Instructions to follow:
Please retype the data in full and exactly; the pictures are not part of the copy.

Dataset records on visual material
BEGIN

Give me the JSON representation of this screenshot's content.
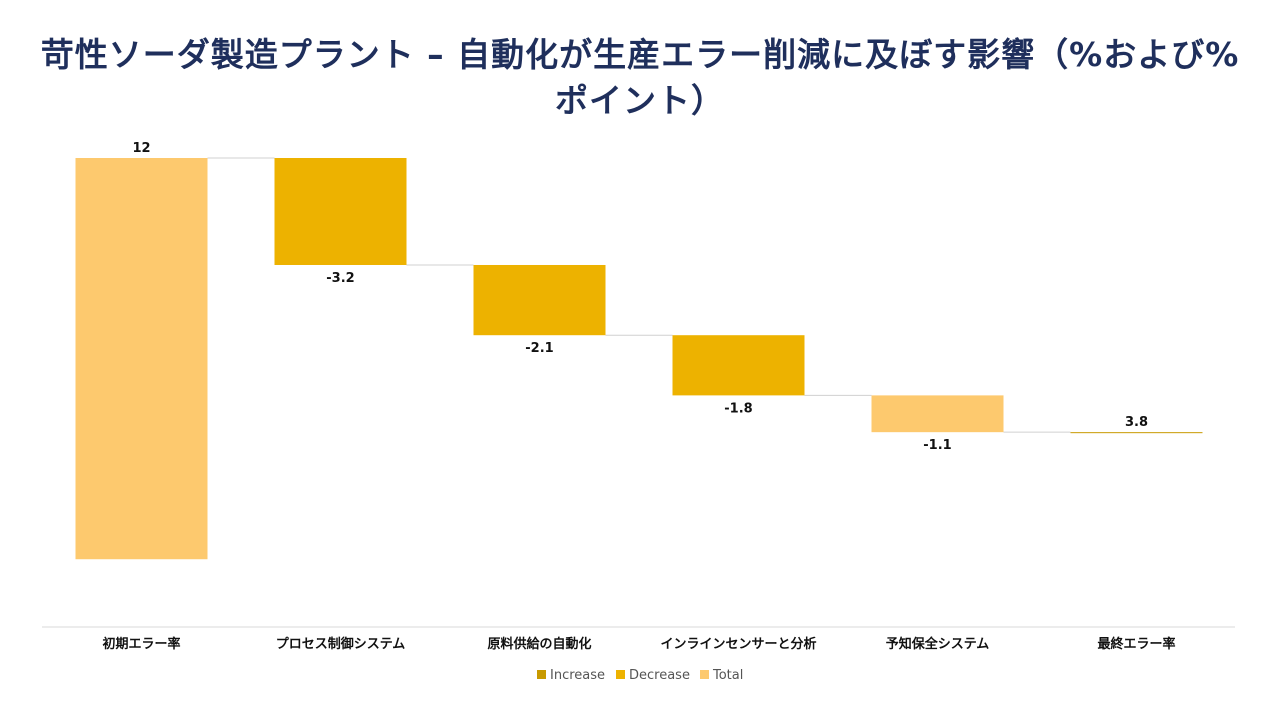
{
  "chart_data": {
    "type": "waterfall",
    "title": "苛性ソーダ製造プラント – 自動化が生産エラー削減に及ぼす影響（%および%ポイント）",
    "categories": [
      "初期エラー率",
      "プロセス制御システム",
      "原料供給の自動化",
      "インラインセンサーと分析",
      "予知保全システム",
      "最終エラー率"
    ],
    "values": [
      12,
      -3.2,
      -2.1,
      -1.8,
      -1.1,
      3.8
    ],
    "labels": [
      "12",
      "-3.2",
      "-2.1",
      "-1.8",
      "-1.1",
      "3.8"
    ],
    "kinds": [
      "total",
      "decrease",
      "decrease",
      "decrease",
      "total",
      "increase"
    ],
    "ylim": [
      -1.1,
      12
    ],
    "grid": false,
    "legend": {
      "position": "bottom",
      "entries": [
        {
          "key": "increase",
          "name": "Increase",
          "color": "#c89a00"
        },
        {
          "key": "decrease",
          "name": "Decrease",
          "color": "#edb200"
        },
        {
          "key": "total",
          "name": "Total",
          "color": "#fdc96e"
        }
      ]
    }
  }
}
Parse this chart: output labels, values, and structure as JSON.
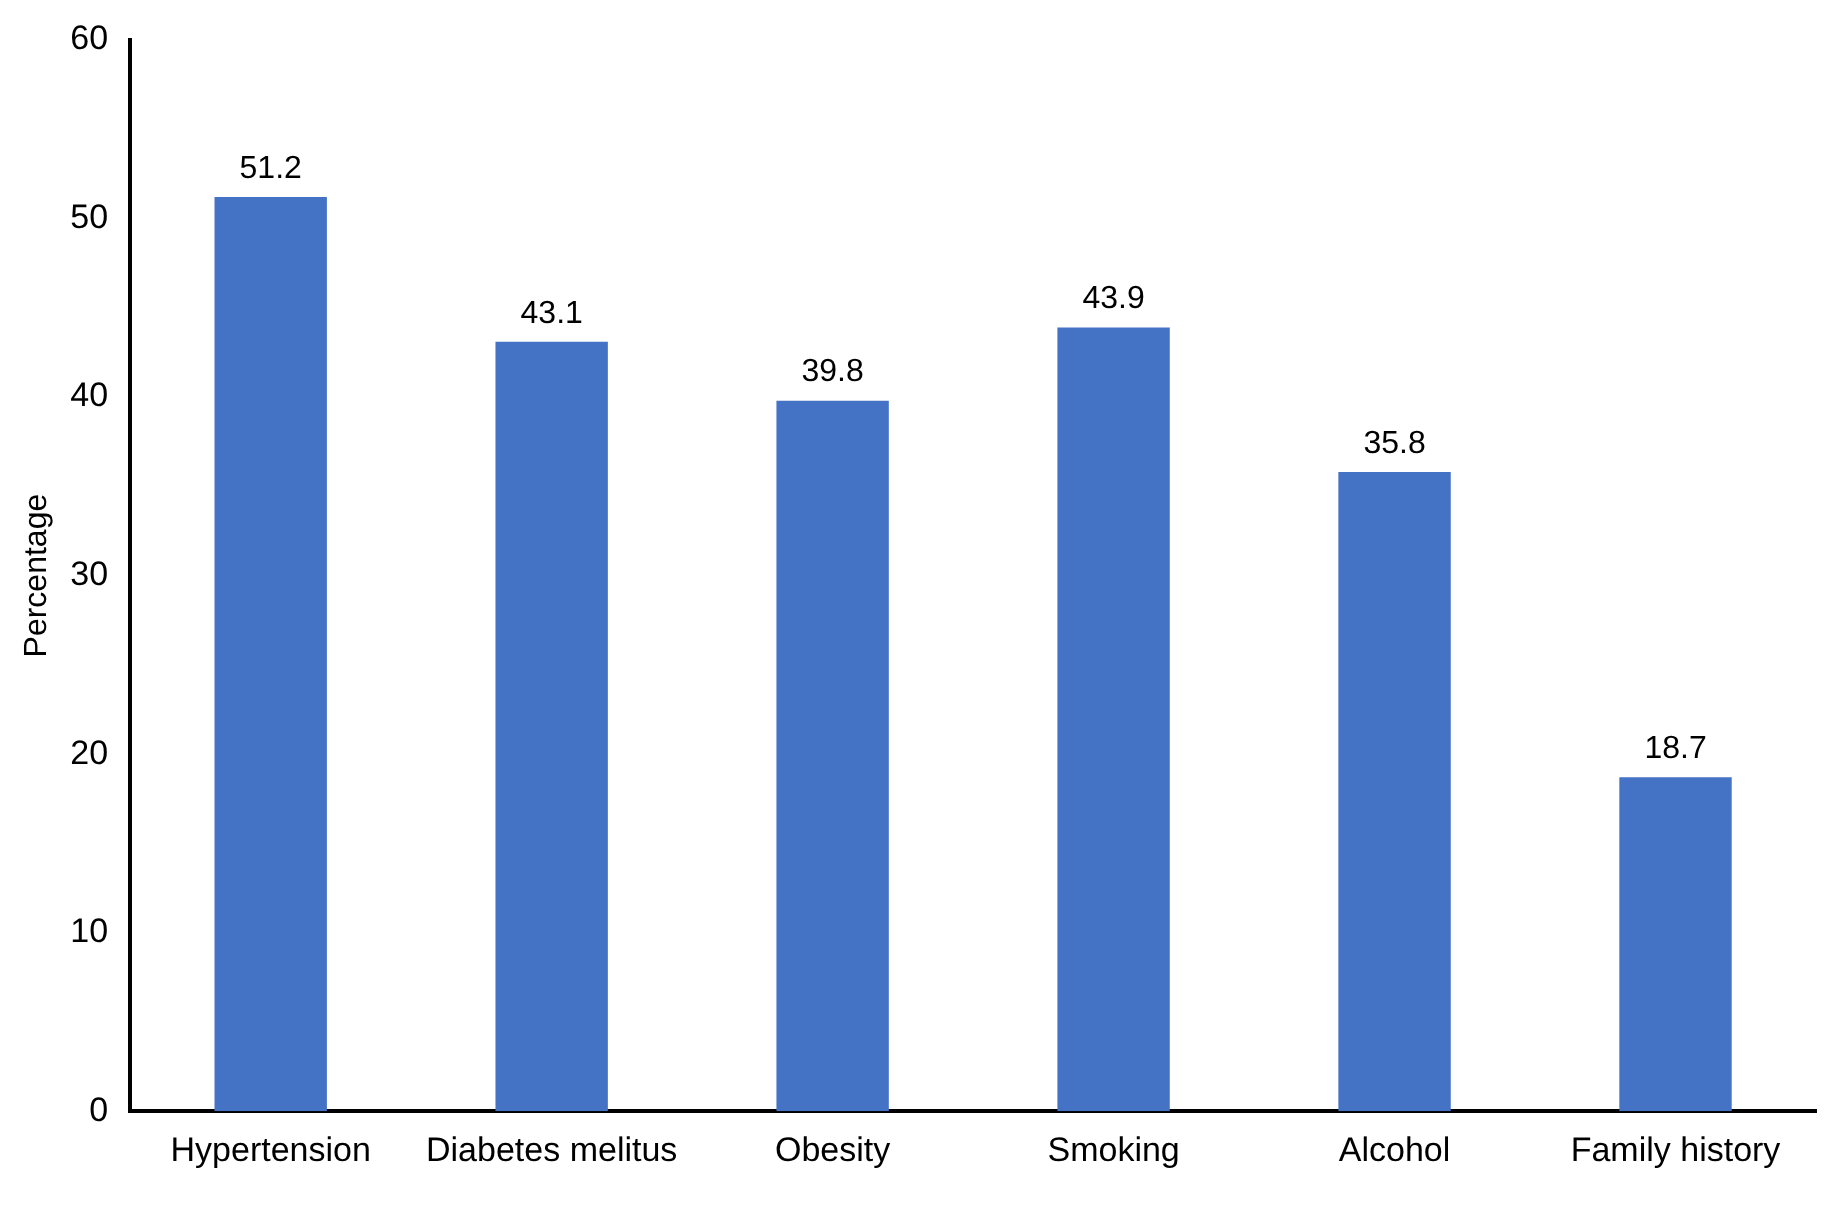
{
  "chart_data": {
    "type": "bar",
    "ylabel": "Percentage",
    "categories": [
      "Hypertension",
      "Diabetes melitus",
      "Obesity",
      "Smoking",
      "Alcohol",
      "Family history"
    ],
    "values": [
      51.2,
      43.1,
      39.8,
      43.9,
      35.8,
      18.7
    ],
    "color": "#4472c4",
    "ylim": [
      0,
      60
    ],
    "yticks": [
      0,
      10,
      20,
      30,
      40,
      50,
      60
    ],
    "grid": false,
    "legend": false,
    "data_labels": true
  }
}
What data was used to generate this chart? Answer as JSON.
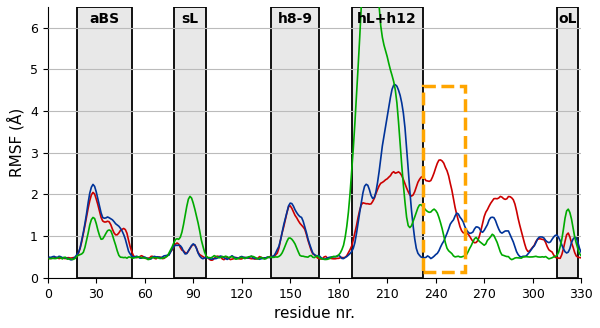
{
  "xlim": [
    0,
    330
  ],
  "ylim": [
    0,
    6.5
  ],
  "yticks": [
    0,
    1,
    2,
    3,
    4,
    5,
    6
  ],
  "xticks": [
    0,
    30,
    60,
    90,
    120,
    150,
    180,
    210,
    240,
    270,
    300,
    330
  ],
  "xlabel": "residue nr.",
  "ylabel": "RMSF (Å)",
  "regions": [
    {
      "label": "aBS",
      "xmin": 18,
      "xmax": 52
    },
    {
      "label": "sL",
      "xmin": 78,
      "xmax": 98
    },
    {
      "label": "h8-9",
      "xmin": 138,
      "xmax": 168
    },
    {
      "label": "hL+h12",
      "xmin": 188,
      "xmax": 232
    },
    {
      "label": "oL",
      "xmin": 315,
      "xmax": 328
    }
  ],
  "orange_box": {
    "xmin": 232,
    "xmax": 258,
    "ymin": 0.15,
    "ymax": 4.6
  },
  "line_colors": [
    "#003399",
    "#cc0000",
    "#00aa00"
  ],
  "line_width": 1.2,
  "figsize": [
    6.0,
    3.28
  ],
  "dpi": 100,
  "background_color": "#ffffff",
  "region_fill": "#e8e8e8",
  "grid_color": "#bbbbbb"
}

END

Written solution:
Give me the JSON representation of this screenshot's content.
{
  "chart_data": {
    "type": "waterfall",
    "title": "苛性ソーダ製造プラント – 自動化が生産エラー削減に及ぼす影響（%および%ポイント）",
    "categories": [
      "初期エラー率",
      "プロセス制御システム",
      "原料供給の自動化",
      "インラインセンサーと分析",
      "予知保全システム",
      "最終エラー率"
    ],
    "values": [
      12,
      -3.2,
      -2.1,
      -1.8,
      -1.1,
      3.8
    ],
    "labels": [
      "12",
      "-3.2",
      "-2.1",
      "-1.8",
      "-1.1",
      "3.8"
    ],
    "kinds": [
      "total",
      "decrease",
      "decrease",
      "decrease",
      "total",
      "increase"
    ],
    "ylim": [
      -1.1,
      12
    ],
    "grid": false,
    "legend": {
      "position": "bottom",
      "entries": [
        {
          "key": "increase",
          "name": "Increase",
          "color": "#c89a00"
        },
        {
          "key": "decrease",
          "name": "Decrease",
          "color": "#edb200"
        },
        {
          "key": "total",
          "name": "Total",
          "color": "#fdc96e"
        }
      ]
    }
  }
}
Parse this chart: output labels, values, and structure as JSON.
{
  "chart_data": {
    "type": "bar",
    "ylabel": "Percentage",
    "categories": [
      "Hypertension",
      "Diabetes melitus",
      "Obesity",
      "Smoking",
      "Alcohol",
      "Family history"
    ],
    "values": [
      51.2,
      43.1,
      39.8,
      43.9,
      35.8,
      18.7
    ],
    "color": "#4472c4",
    "ylim": [
      0,
      60
    ],
    "yticks": [
      0,
      10,
      20,
      30,
      40,
      50,
      60
    ],
    "grid": false,
    "legend": false,
    "data_labels": true
  }
}
What data was used to generate this chart? Answer as JSON.
{
  "xlim": [
    0,
    330
  ],
  "ylim": [
    0,
    6.5
  ],
  "yticks": [
    0,
    1,
    2,
    3,
    4,
    5,
    6
  ],
  "xticks": [
    0,
    30,
    60,
    90,
    120,
    150,
    180,
    210,
    240,
    270,
    300,
    330
  ],
  "xlabel": "residue nr.",
  "ylabel": "RMSF (Å)",
  "regions": [
    {
      "label": "aBS",
      "xmin": 18,
      "xmax": 52
    },
    {
      "label": "sL",
      "xmin": 78,
      "xmax": 98
    },
    {
      "label": "h8-9",
      "xmin": 138,
      "xmax": 168
    },
    {
      "label": "hL+h12",
      "xmin": 188,
      "xmax": 232
    },
    {
      "label": "oL",
      "xmin": 315,
      "xmax": 328
    }
  ],
  "orange_box": {
    "xmin": 232,
    "xmax": 258,
    "ymin": 0.15,
    "ymax": 4.6
  },
  "line_colors": [
    "#003399",
    "#cc0000",
    "#00aa00"
  ],
  "line_width": 1.2,
  "figsize": [
    6.0,
    3.28
  ],
  "dpi": 100,
  "background_color": "#ffffff",
  "region_fill": "#e8e8e8",
  "grid_color": "#bbbbbb"
}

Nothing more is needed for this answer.